_The request:_ Work out how many lines in the entries contain the string "biển", and give nothing but that number.

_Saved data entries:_
++++

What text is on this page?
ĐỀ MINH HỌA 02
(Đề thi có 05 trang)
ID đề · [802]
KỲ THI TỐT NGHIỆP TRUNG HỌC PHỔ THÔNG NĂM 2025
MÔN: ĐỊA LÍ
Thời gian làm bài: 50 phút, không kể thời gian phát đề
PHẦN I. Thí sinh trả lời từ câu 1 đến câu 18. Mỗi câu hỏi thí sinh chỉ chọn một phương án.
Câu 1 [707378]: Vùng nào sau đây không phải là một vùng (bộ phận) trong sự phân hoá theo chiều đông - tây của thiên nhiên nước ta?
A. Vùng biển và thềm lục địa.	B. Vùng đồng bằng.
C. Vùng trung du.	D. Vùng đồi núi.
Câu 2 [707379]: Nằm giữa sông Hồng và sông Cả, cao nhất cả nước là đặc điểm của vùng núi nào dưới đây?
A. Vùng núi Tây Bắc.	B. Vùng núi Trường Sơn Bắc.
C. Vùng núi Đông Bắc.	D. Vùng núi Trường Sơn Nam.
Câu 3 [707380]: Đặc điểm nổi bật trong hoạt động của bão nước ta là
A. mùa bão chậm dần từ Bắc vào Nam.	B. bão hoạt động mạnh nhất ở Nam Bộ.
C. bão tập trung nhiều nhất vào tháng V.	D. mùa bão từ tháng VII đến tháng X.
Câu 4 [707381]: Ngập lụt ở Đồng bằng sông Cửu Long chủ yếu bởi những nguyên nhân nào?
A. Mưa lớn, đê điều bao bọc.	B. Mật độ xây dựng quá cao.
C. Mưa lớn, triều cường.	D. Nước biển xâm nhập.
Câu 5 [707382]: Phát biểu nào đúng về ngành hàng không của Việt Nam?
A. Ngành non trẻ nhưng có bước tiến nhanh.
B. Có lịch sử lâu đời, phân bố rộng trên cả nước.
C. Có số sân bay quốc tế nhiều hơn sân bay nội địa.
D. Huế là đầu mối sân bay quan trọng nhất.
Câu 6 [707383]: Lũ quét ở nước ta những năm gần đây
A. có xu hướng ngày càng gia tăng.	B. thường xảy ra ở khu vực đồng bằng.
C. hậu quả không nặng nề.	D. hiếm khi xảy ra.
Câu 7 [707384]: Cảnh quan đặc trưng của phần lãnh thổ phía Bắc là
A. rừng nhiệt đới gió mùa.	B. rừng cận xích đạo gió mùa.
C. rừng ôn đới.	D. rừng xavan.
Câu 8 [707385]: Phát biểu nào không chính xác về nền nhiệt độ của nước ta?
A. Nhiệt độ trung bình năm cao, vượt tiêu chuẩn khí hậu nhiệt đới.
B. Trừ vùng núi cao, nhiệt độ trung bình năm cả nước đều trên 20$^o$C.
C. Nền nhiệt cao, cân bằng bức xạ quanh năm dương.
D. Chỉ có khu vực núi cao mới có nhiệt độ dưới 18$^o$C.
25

++++

_Expected answer:_ 2